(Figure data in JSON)
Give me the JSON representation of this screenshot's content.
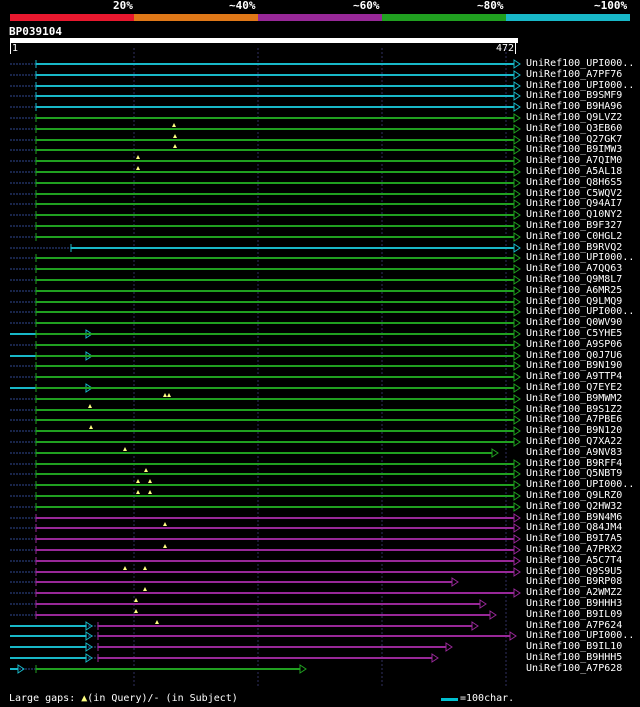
{
  "legend": {
    "colors": [
      "#e8182e",
      "#e07818",
      "#982898",
      "#20a020",
      "#18b8c8"
    ],
    "labels": [
      "20%",
      "~40%",
      "~60%",
      "~80%",
      "~100%"
    ]
  },
  "query": {
    "name": "BP039104",
    "start": "1",
    "end": "472"
  },
  "footer": {
    "large_gaps_label": "Large gaps: ",
    "in_query_glyph": "▲",
    "in_query_label": "(in Query)/",
    "in_subject_label": "- (in Subject)",
    "scale_label": "=100char."
  },
  "hits": [
    {
      "name": "UniRef100_UPI000..",
      "color": "#18b8c8"
    },
    {
      "name": "UniRef100_A7PF76",
      "color": "#18b8c8"
    },
    {
      "name": "UniRef100_UPI000..",
      "color": "#18b8c8"
    },
    {
      "name": "UniRef100_B9SMF9",
      "color": "#18b8c8"
    },
    {
      "name": "UniRef100_B9HA96",
      "color": "#18b8c8"
    },
    {
      "name": "UniRef100_Q9LVZ2",
      "color": "#20a020"
    },
    {
      "name": "UniRef100_Q3EB60",
      "color": "#20a020"
    },
    {
      "name": "UniRef100_Q27GK7",
      "color": "#20a020"
    },
    {
      "name": "UniRef100_B9IMW3",
      "color": "#20a020"
    },
    {
      "name": "UniRef100_A7QIM0",
      "color": "#20a020"
    },
    {
      "name": "UniRef100_A5AL18",
      "color": "#20a020"
    },
    {
      "name": "UniRef100_Q8H6S5",
      "color": "#20a020"
    },
    {
      "name": "UniRef100_C5WQV2",
      "color": "#20a020"
    },
    {
      "name": "UniRef100_Q94AI7",
      "color": "#20a020"
    },
    {
      "name": "UniRef100_Q10NY2",
      "color": "#20a020"
    },
    {
      "name": "UniRef100_B9F327",
      "color": "#20a020"
    },
    {
      "name": "UniRef100_C0HGL2",
      "color": "#20a020"
    },
    {
      "name": "UniRef100_B9RVQ2",
      "color": "#18b8c8"
    },
    {
      "name": "UniRef100_UPI000..",
      "color": "#20a020"
    },
    {
      "name": "UniRef100_A7QQ63",
      "color": "#20a020"
    },
    {
      "name": "UniRef100_Q9M8L7",
      "color": "#20a020"
    },
    {
      "name": "UniRef100_A6MR25",
      "color": "#20a020"
    },
    {
      "name": "UniRef100_Q9LMQ9",
      "color": "#20a020"
    },
    {
      "name": "UniRef100_UPI000..",
      "color": "#20a020"
    },
    {
      "name": "UniRef100_Q0WV90",
      "color": "#20a020"
    },
    {
      "name": "UniRef100_C5YHE5",
      "color": "#20a020"
    },
    {
      "name": "UniRef100_A9SP06",
      "color": "#20a020"
    },
    {
      "name": "UniRef100_Q0J7U6",
      "color": "#20a020"
    },
    {
      "name": "UniRef100_B9N190",
      "color": "#20a020"
    },
    {
      "name": "UniRef100_A9TTP4",
      "color": "#20a020"
    },
    {
      "name": "UniRef100_Q7EYE2",
      "color": "#20a020"
    },
    {
      "name": "UniRef100_B9MWM2",
      "color": "#20a020"
    },
    {
      "name": "UniRef100_B9S1Z2",
      "color": "#20a020"
    },
    {
      "name": "UniRef100_A7PBE6",
      "color": "#20a020"
    },
    {
      "name": "UniRef100_B9N120",
      "color": "#20a020"
    },
    {
      "name": "UniRef100_Q7XA22",
      "color": "#20a020"
    },
    {
      "name": "UniRef100_A9NV83",
      "color": "#20a020"
    },
    {
      "name": "UniRef100_B9RFF4",
      "color": "#20a020"
    },
    {
      "name": "UniRef100_Q5NBT9",
      "color": "#20a020"
    },
    {
      "name": "UniRef100_UPI000..",
      "color": "#20a020"
    },
    {
      "name": "UniRef100_Q9LRZ0",
      "color": "#20a020"
    },
    {
      "name": "UniRef100_Q2HW32",
      "color": "#20a020"
    },
    {
      "name": "UniRef100_B9N4M6",
      "color": "#982898"
    },
    {
      "name": "UniRef100_Q84JM4",
      "color": "#982898"
    },
    {
      "name": "UniRef100_B9I7A5",
      "color": "#982898"
    },
    {
      "name": "UniRef100_A7PRX2",
      "color": "#982898"
    },
    {
      "name": "UniRef100_A5C7T4",
      "color": "#982898"
    },
    {
      "name": "UniRef100_Q9S9U5",
      "color": "#982898"
    },
    {
      "name": "UniRef100_B9RP08",
      "color": "#982898"
    },
    {
      "name": "UniRef100_A2WMZ2",
      "color": "#982898"
    },
    {
      "name": "UniRef100_B9HHH3",
      "color": "#982898"
    },
    {
      "name": "UniRef100_B9IL09",
      "color": "#982898"
    },
    {
      "name": "UniRef100_A7P624",
      "color": "#982898"
    },
    {
      "name": "UniRef100_UPI000..",
      "color": "#982898"
    },
    {
      "name": "UniRef100_B9IL10",
      "color": "#982898"
    },
    {
      "name": "UniRef100_B9HHH5",
      "color": "#982898"
    },
    {
      "name": "UniRef100_A7P628",
      "color": "#20a020"
    }
  ]
}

● **Exercise prompt**
Transcribe the listing in full. Omit the pictures and keep every line exact.

● **Correct result**
Give me the JSON representation of this screenshot's content.
{
  "legend": {
    "colors": [
      "#e8182e",
      "#e07818",
      "#982898",
      "#20a020",
      "#18b8c8"
    ],
    "labels": [
      "20%",
      "~40%",
      "~60%",
      "~80%",
      "~100%"
    ]
  },
  "query": {
    "name": "BP039104",
    "start": "1",
    "end": "472"
  },
  "footer": {
    "large_gaps_label": "Large gaps: ",
    "in_query_glyph": "▲",
    "in_query_label": "(in Query)/",
    "in_subject_label": "- (in Subject)",
    "scale_label": "=100char."
  },
  "hits": [
    {
      "name": "UniRef100_UPI000..",
      "color": "#18b8c8"
    },
    {
      "name": "UniRef100_A7PF76",
      "color": "#18b8c8"
    },
    {
      "name": "UniRef100_UPI000..",
      "color": "#18b8c8"
    },
    {
      "name": "UniRef100_B9SMF9",
      "color": "#18b8c8"
    },
    {
      "name": "UniRef100_B9HA96",
      "color": "#18b8c8"
    },
    {
      "name": "UniRef100_Q9LVZ2",
      "color": "#20a020"
    },
    {
      "name": "UniRef100_Q3EB60",
      "color": "#20a020"
    },
    {
      "name": "UniRef100_Q27GK7",
      "color": "#20a020"
    },
    {
      "name": "UniRef100_B9IMW3",
      "color": "#20a020"
    },
    {
      "name": "UniRef100_A7QIM0",
      "color": "#20a020"
    },
    {
      "name": "UniRef100_A5AL18",
      "color": "#20a020"
    },
    {
      "name": "UniRef100_Q8H6S5",
      "color": "#20a020"
    },
    {
      "name": "UniRef100_C5WQV2",
      "color": "#20a020"
    },
    {
      "name": "UniRef100_Q94AI7",
      "color": "#20a020"
    },
    {
      "name": "UniRef100_Q10NY2",
      "color": "#20a020"
    },
    {
      "name": "UniRef100_B9F327",
      "color": "#20a020"
    },
    {
      "name": "UniRef100_C0HGL2",
      "color": "#20a020"
    },
    {
      "name": "UniRef100_B9RVQ2",
      "color": "#18b8c8"
    },
    {
      "name": "UniRef100_UPI000..",
      "color": "#20a020"
    },
    {
      "name": "UniRef100_A7QQ63",
      "color": "#20a020"
    },
    {
      "name": "UniRef100_Q9M8L7",
      "color": "#20a020"
    },
    {
      "name": "UniRef100_A6MR25",
      "color": "#20a020"
    },
    {
      "name": "UniRef100_Q9LMQ9",
      "color": "#20a020"
    },
    {
      "name": "UniRef100_UPI000..",
      "color": "#20a020"
    },
    {
      "name": "UniRef100_Q0WV90",
      "color": "#20a020"
    },
    {
      "name": "UniRef100_C5YHE5",
      "color": "#20a020"
    },
    {
      "name": "UniRef100_A9SP06",
      "color": "#20a020"
    },
    {
      "name": "UniRef100_Q0J7U6",
      "color": "#20a020"
    },
    {
      "name": "UniRef100_B9N190",
      "color": "#20a020"
    },
    {
      "name": "UniRef100_A9TTP4",
      "color": "#20a020"
    },
    {
      "name": "UniRef100_Q7EYE2",
      "color": "#20a020"
    },
    {
      "name": "UniRef100_B9MWM2",
      "color": "#20a020"
    },
    {
      "name": "UniRef100_B9S1Z2",
      "color": "#20a020"
    },
    {
      "name": "UniRef100_A7PBE6",
      "color": "#20a020"
    },
    {
      "name": "UniRef100_B9N120",
      "color": "#20a020"
    },
    {
      "name": "UniRef100_Q7XA22",
      "color": "#20a020"
    },
    {
      "name": "UniRef100_A9NV83",
      "color": "#20a020"
    },
    {
      "name": "UniRef100_B9RFF4",
      "color": "#20a020"
    },
    {
      "name": "UniRef100_Q5NBT9",
      "color": "#20a020"
    },
    {
      "name": "UniRef100_UPI000..",
      "color": "#20a020"
    },
    {
      "name": "UniRef100_Q9LRZ0",
      "color": "#20a020"
    },
    {
      "name": "UniRef100_Q2HW32",
      "color": "#20a020"
    },
    {
      "name": "UniRef100_B9N4M6",
      "color": "#982898"
    },
    {
      "name": "UniRef100_Q84JM4",
      "color": "#982898"
    },
    {
      "name": "UniRef100_B9I7A5",
      "color": "#982898"
    },
    {
      "name": "UniRef100_A7PRX2",
      "color": "#982898"
    },
    {
      "name": "UniRef100_A5C7T4",
      "color": "#982898"
    },
    {
      "name": "UniRef100_Q9S9U5",
      "color": "#982898"
    },
    {
      "name": "UniRef100_B9RP08",
      "color": "#982898"
    },
    {
      "name": "UniRef100_A2WMZ2",
      "color": "#982898"
    },
    {
      "name": "UniRef100_B9HHH3",
      "color": "#982898"
    },
    {
      "name": "UniRef100_B9IL09",
      "color": "#982898"
    },
    {
      "name": "UniRef100_A7P624",
      "color": "#982898"
    },
    {
      "name": "UniRef100_UPI000..",
      "color": "#982898"
    },
    {
      "name": "UniRef100_B9IL10",
      "color": "#982898"
    },
    {
      "name": "UniRef100_B9HHH5",
      "color": "#982898"
    },
    {
      "name": "UniRef100_A7P628",
      "color": "#20a020"
    }
  ]
}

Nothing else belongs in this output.